WRITTEN REQUEST
From the line with "OCR this image." down to the final line of the material below, quote every line exactly and leave out all lines before it.

Stored items from a collection
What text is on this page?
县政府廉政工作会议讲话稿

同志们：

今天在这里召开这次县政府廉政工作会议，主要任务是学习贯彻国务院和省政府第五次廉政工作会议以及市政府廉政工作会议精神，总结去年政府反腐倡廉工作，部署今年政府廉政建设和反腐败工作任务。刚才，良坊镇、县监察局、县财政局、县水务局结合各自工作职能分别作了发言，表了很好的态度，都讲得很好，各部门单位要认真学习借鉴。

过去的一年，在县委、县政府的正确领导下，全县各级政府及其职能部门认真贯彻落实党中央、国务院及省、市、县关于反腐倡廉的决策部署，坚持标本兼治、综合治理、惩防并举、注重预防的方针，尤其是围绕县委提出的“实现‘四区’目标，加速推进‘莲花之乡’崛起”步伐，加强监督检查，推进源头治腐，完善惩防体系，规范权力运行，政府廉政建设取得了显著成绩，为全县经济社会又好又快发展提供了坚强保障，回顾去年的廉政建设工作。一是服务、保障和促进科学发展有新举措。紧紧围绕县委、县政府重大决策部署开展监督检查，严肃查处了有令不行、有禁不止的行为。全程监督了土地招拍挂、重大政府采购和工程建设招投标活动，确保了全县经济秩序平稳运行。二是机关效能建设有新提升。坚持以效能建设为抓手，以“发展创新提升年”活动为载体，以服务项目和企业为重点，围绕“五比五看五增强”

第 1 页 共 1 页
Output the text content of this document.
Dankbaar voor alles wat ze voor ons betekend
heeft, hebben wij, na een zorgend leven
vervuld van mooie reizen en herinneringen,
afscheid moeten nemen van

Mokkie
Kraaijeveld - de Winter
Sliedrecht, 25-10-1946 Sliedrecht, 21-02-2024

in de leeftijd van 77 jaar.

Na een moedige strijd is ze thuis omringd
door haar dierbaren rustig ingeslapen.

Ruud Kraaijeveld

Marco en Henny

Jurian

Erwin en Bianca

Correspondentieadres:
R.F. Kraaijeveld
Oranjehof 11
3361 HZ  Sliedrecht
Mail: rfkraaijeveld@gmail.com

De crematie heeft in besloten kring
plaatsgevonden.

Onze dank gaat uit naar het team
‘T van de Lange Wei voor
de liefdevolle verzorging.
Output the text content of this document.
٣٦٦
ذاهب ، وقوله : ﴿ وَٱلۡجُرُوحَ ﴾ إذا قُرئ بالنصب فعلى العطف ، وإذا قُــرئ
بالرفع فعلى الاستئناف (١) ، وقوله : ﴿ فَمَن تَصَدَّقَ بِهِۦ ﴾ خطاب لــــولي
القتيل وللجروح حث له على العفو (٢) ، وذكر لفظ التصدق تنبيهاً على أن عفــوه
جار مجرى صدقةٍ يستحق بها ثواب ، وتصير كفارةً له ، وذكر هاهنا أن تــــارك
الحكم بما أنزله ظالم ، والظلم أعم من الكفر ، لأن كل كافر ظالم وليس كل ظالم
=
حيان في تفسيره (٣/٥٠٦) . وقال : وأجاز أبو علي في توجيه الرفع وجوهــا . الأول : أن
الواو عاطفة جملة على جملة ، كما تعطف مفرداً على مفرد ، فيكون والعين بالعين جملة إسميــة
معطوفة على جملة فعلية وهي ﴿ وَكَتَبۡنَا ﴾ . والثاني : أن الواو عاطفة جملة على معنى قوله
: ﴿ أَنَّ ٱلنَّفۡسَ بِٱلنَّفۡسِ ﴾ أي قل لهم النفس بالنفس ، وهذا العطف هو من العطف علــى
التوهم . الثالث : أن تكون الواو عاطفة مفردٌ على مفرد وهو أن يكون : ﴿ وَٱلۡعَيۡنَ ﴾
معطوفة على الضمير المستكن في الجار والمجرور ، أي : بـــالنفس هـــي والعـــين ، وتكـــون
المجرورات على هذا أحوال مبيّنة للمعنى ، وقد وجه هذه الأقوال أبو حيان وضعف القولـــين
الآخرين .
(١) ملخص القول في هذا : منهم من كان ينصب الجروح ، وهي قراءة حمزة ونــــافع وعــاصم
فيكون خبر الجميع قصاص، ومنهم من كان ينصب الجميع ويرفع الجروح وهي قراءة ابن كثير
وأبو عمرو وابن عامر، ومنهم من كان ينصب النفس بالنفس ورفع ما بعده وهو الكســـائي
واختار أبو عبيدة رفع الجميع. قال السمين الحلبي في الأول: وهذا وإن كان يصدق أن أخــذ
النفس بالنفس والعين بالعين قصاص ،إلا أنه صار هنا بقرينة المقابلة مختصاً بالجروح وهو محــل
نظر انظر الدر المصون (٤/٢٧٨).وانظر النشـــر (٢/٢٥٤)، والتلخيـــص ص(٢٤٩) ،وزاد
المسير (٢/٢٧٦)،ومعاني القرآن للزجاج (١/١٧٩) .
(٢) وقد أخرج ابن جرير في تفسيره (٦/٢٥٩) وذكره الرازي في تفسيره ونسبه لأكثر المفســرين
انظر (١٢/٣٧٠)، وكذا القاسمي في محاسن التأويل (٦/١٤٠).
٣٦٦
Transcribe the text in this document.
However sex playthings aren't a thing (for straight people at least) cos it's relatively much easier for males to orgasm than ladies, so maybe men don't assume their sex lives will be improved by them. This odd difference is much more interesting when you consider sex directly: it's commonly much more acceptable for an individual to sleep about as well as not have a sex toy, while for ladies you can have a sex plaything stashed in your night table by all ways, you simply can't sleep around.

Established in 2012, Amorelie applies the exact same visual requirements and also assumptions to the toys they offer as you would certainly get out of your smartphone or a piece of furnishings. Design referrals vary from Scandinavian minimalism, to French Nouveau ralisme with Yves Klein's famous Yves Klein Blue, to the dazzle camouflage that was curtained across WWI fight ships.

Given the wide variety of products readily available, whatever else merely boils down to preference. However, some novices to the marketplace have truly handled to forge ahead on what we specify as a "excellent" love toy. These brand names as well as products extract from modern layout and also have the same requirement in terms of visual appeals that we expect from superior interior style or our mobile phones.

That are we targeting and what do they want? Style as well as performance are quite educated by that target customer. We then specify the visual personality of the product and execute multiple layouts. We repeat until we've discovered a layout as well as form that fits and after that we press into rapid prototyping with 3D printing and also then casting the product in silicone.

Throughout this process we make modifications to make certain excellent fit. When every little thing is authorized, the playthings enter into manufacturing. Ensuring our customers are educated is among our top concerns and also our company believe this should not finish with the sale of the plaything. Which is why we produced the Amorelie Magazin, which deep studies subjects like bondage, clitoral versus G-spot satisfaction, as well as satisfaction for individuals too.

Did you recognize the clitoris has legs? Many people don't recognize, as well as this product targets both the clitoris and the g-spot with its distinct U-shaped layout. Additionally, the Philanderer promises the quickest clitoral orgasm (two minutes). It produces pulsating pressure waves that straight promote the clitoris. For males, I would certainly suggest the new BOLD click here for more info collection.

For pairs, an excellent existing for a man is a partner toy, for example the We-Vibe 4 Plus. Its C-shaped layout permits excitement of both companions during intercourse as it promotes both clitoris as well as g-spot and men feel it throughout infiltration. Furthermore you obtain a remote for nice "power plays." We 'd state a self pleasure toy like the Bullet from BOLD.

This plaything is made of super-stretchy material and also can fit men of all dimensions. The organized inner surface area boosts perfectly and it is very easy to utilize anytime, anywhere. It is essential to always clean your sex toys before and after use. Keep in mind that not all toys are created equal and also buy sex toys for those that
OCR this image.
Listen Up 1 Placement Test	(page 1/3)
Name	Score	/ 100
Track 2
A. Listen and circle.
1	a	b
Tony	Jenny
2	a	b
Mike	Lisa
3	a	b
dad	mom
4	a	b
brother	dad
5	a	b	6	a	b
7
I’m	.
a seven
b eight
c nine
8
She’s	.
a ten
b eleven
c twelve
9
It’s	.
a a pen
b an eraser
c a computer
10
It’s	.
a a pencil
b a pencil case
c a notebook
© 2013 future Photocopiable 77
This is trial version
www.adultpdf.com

RESULT OF THIS TASK
OCR this image.
Listen Up 1 Placement Test	(page 1/3)
Name	Score	/ 100
Track 2
A. Listen and circle.
1	a	b
Tony	Jenny
2	a	b
Mike	Lisa
3	a	b
dad	mom
4	a	b
brother	dad
5	a	b	6	a	b
7
I’m	.
a seven
b eight
c nine
8
She’s	.
a ten
b eleven
c twelve
9
It’s	.
a a pen
b an eraser
c a computer
10
It’s	.
a a pencil
b a pencil case
c a notebook
© 2013 future Photocopiable 77
This is trial version
www.adultpdf.com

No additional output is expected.